Start of Excerpt

Graphic 10 - click to enlarge

Source: Energy Information Administration.[38]

In the absence of renewable-energy quotas, advances in demand-size efficiency are ongoing. New and improved technologies are expected to increase the energy efficiency of the economy overall at an average annual rate of 1.8 percent through 2030.[39]

There is also reason to believe that an RPS will fail to revive the state’s economy — just as a multitude of other government jobs programs have failed. According to recent analyses by Michael D. LaFaive, director of fiscal policy for the Mackinac Center, the Michigan Economic Development Corp. received appropriations of more than $1.6 billion from federal, state and other sources since 1999. But between 1999 and 2006, Michigan still lost 244,000 jobs, and the unemployment rate is the highest in the nation at 7.2 percent.[40]

Moreover, an extensive econometric evaluation of the Michigan Economic Growth Authority, the MEDC’s primary economic development program, indicated the authority’s tax breaks to favored firms had no statistically significant impact on employment or per-capita income at the state or county level.[41] State officials’ failure to promote economic growth through favors to specific companies does not bode well for the governor’s attempt to improve the economy by subsidizing producers of renewable energy.


[*] House Bill 5548 and House Bill 5549 have passed the Michigan House. According to www.MichiganVotes.org, they "mandate that Michigan electric utilities acquire 4 percent of their power from ‘renewable’ sources by the end of 2012, and 10 percent by the end of 2015. The mandate would be reduced to the extent it increased residential rates by more than $3 per month, and on commercial customers from $15.83 to $187.50 per month. Utilities could meet the mandate by producing or purchasing renewable energy, or purchasing ‘credits’ from a firm that exceeded the mandate. The provisions creating this regime are divided between [the two bills]." Senate Bill 1000, which has passed the Michigan Senate, would create similar requirements. According to MichiganVotes.org, the bill would "mandate that utilities from which the state acquires power to obtain 10 percent of their energy from ‘renewable’ sources (not including nuclear) by 2010, and 25 percent by 2025. However, the requirement would be waived if the cost of the renewable energy is more than 5 percent greater than conventional or nuclear power."

[†] Doug Roberts Jr., "Memorandum to Members of the House Committee on Energy and Technology," (Michigan Chamber of Commerce 2007), http://www.michamber.com/docs/ homepage/hb4562.pdf, (accessed May 11, 2008). The Chamber’s estimate focused on wind power, excluding the proposed use of wood chips and switchgrass to generate electricity, but the omission is understandable. At present, the process of converting these plant fuels into electricity is only experimental; there are no cellulosic plants in normal operation.

End of Excerpt
Start of Provided material

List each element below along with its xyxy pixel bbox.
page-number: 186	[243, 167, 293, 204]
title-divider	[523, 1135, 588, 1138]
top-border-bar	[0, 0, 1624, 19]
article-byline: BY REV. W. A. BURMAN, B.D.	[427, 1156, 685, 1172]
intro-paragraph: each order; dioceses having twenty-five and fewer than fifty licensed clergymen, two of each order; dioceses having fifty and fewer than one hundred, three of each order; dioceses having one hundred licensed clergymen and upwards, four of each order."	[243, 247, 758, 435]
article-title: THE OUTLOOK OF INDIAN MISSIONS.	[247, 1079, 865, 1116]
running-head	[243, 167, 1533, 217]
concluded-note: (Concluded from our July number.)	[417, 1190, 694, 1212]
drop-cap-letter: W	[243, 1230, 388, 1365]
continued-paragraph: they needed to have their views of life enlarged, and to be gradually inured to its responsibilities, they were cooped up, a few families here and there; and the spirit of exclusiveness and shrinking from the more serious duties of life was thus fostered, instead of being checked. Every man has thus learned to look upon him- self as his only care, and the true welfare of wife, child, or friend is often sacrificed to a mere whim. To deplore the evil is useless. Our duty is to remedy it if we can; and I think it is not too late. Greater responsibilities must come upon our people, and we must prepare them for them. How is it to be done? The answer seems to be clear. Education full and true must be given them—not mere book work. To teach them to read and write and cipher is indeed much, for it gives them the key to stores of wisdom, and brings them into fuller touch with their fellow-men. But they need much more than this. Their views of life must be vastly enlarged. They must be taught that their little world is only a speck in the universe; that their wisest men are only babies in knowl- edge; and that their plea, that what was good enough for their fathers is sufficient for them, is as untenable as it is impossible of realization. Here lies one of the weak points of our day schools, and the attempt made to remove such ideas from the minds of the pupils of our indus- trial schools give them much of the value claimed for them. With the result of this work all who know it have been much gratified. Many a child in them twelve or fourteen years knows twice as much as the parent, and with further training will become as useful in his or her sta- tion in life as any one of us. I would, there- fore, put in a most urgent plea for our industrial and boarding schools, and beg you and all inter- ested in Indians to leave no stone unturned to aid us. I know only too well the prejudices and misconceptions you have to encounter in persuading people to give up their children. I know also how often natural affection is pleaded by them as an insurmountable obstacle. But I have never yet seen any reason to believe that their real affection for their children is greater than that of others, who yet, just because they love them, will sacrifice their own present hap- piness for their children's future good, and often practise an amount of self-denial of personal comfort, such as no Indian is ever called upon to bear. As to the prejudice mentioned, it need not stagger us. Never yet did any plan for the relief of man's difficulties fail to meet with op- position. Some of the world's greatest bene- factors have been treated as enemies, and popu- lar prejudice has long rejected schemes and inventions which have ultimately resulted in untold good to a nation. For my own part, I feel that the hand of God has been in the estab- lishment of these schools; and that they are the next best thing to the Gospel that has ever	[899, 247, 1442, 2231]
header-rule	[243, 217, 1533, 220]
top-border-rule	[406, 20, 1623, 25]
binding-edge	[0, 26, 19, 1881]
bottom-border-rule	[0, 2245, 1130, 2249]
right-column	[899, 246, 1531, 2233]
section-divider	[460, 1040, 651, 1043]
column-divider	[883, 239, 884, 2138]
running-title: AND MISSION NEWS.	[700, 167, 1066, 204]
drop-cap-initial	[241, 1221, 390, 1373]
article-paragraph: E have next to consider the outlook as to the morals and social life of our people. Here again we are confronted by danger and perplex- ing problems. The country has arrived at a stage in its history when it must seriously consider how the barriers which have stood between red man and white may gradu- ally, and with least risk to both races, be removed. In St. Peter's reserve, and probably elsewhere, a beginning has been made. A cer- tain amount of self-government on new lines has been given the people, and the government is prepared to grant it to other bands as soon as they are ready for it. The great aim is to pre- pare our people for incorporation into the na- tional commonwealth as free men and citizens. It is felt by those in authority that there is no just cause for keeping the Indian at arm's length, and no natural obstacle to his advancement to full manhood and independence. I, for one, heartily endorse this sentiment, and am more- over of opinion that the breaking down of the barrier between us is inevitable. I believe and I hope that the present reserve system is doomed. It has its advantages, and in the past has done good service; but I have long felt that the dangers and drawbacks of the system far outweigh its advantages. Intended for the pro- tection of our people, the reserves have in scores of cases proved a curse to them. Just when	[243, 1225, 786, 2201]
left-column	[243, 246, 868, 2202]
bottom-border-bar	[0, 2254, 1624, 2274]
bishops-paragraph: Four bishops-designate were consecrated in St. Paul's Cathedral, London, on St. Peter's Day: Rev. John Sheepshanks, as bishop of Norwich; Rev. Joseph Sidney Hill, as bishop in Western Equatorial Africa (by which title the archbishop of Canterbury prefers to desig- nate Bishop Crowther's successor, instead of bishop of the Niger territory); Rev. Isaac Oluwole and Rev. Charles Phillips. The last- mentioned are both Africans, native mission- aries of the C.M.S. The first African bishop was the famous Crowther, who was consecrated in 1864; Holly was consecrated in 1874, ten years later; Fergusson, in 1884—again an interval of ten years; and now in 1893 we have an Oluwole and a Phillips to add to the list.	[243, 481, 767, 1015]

End of Provided material

## Task
Write out the part of the Michigan renewable-energy excerpt that begins with "[†] Doug Roberts" and ends with "in normal operation.", putting "solar power" in place of "wind power".

## Answer to the problem
[†] Doug Roberts Jr., "Memorandum to Members of the House Committee on Energy and Technology," (Michigan Chamber of Commerce 2007), http://www.michamber.com/docs/ homepage/hb4562.pdf, (accessed May 11, 2008). The Chamber’s estimate focused on solar power, excluding the proposed use of wood chips and switchgrass to generate electricity, but the omission is understandable. At present, the process of converting these plant fuels into electricity is only experimental; there are no cellulosic plants in normal operation.